[START OF STORED DATA]

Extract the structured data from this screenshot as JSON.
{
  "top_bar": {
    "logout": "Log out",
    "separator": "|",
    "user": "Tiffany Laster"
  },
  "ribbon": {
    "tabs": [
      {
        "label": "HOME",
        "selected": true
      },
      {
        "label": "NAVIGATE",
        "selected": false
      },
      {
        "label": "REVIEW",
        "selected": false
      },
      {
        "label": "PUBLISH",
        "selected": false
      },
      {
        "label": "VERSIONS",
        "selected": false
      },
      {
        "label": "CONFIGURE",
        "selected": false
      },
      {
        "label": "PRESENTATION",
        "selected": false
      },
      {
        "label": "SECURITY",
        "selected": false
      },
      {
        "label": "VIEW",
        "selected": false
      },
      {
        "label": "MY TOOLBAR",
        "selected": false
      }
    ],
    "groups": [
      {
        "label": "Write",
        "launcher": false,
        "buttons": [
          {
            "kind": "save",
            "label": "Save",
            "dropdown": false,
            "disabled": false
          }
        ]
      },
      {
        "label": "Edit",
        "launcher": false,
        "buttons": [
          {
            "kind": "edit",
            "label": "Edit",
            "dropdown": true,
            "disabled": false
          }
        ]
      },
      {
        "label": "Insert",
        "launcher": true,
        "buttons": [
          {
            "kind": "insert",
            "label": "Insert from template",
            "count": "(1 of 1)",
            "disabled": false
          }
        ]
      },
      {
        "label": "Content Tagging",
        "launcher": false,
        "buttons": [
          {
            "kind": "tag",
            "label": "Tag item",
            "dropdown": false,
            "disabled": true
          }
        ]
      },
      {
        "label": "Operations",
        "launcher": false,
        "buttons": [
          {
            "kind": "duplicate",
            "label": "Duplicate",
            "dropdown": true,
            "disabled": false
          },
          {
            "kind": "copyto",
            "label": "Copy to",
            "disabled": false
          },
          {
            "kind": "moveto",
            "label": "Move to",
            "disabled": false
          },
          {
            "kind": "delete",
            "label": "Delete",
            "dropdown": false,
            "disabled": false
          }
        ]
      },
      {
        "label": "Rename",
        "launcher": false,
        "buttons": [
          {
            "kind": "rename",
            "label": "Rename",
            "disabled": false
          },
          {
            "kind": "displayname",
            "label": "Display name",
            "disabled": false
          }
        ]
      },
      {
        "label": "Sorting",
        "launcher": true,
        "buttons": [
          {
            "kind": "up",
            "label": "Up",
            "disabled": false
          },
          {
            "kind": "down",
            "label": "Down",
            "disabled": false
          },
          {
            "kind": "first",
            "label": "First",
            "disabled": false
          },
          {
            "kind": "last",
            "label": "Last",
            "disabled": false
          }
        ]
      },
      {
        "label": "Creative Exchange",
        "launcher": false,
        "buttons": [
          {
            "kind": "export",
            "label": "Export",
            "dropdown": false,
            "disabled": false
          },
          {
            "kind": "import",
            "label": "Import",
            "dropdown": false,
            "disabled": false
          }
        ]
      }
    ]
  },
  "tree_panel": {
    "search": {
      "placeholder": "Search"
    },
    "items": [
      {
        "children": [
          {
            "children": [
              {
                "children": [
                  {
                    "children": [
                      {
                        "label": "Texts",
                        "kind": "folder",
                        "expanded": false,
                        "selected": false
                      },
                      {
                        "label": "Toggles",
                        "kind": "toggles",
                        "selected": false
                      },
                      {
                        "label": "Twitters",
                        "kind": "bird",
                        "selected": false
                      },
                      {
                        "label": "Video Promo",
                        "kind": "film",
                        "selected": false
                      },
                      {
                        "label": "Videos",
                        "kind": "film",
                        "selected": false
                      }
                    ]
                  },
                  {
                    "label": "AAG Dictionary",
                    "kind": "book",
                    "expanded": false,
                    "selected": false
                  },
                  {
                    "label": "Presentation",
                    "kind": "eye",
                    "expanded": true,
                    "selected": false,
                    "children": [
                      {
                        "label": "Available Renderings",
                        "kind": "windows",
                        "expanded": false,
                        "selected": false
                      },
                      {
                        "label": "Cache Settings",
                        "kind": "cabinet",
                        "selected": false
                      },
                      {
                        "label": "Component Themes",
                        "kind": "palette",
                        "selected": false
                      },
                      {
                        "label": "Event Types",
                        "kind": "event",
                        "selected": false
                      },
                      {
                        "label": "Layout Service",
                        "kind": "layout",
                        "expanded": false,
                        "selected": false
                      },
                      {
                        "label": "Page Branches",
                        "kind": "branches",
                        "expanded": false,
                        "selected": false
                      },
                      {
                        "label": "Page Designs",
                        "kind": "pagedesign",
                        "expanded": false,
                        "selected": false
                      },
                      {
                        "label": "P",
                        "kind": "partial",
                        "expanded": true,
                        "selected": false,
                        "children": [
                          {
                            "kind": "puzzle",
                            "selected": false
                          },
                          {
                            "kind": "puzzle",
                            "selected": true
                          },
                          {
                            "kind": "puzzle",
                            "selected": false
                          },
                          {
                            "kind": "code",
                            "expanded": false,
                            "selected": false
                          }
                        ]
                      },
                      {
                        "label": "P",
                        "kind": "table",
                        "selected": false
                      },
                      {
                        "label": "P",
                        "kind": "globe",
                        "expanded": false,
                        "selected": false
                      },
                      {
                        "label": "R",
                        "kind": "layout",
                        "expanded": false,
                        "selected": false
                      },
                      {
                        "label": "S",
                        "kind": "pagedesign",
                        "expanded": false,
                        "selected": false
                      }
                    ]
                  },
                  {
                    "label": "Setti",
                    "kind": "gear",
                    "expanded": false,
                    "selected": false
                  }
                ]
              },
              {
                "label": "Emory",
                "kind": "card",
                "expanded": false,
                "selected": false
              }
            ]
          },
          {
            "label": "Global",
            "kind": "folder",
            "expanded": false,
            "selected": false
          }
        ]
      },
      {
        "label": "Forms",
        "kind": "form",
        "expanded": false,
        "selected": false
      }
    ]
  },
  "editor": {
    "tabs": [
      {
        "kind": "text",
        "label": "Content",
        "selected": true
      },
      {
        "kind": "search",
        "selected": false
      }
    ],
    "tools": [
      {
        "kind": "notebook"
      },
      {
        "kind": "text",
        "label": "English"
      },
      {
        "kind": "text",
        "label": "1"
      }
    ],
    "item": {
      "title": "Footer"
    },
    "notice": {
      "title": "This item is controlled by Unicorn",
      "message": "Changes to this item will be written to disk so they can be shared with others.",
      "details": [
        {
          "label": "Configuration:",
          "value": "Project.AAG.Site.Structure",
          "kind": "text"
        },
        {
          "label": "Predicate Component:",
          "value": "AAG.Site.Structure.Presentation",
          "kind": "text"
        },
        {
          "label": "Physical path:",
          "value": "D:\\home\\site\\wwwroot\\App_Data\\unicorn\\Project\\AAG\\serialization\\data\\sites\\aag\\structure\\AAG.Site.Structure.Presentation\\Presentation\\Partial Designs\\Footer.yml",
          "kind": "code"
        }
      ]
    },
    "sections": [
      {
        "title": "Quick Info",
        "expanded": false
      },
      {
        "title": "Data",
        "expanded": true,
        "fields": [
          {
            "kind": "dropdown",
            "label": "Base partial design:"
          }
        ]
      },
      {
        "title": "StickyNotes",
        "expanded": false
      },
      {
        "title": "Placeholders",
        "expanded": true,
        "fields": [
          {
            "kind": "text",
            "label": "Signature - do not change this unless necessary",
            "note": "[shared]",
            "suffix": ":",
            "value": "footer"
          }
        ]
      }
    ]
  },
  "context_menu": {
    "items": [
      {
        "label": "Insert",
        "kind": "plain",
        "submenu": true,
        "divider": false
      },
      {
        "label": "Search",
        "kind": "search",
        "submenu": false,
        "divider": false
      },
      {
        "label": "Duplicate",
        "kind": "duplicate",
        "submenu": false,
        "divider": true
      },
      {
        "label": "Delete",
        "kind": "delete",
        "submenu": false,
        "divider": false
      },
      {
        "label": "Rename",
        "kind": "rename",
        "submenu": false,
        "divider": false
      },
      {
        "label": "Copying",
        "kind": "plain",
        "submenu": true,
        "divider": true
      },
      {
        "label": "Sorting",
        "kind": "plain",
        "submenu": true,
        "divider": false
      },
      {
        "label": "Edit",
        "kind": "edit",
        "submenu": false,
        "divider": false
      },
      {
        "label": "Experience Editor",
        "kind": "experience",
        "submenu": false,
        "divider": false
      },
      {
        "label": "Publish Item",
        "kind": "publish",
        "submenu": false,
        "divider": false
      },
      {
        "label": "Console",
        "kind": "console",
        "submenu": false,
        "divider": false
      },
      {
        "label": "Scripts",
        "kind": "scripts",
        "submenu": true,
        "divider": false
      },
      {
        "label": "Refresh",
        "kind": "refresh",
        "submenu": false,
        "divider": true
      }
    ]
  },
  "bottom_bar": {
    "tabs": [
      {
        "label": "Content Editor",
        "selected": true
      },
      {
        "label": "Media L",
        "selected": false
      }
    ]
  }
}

[END OF STORED DATA]

## [WORK REQUIRED]
Each line with the string "Component" in it needs to be found and copied.

## [RESPONSE TO THIS EXERCISE]
                        "label": "Component Themes",
          "label": "Predicate Component:",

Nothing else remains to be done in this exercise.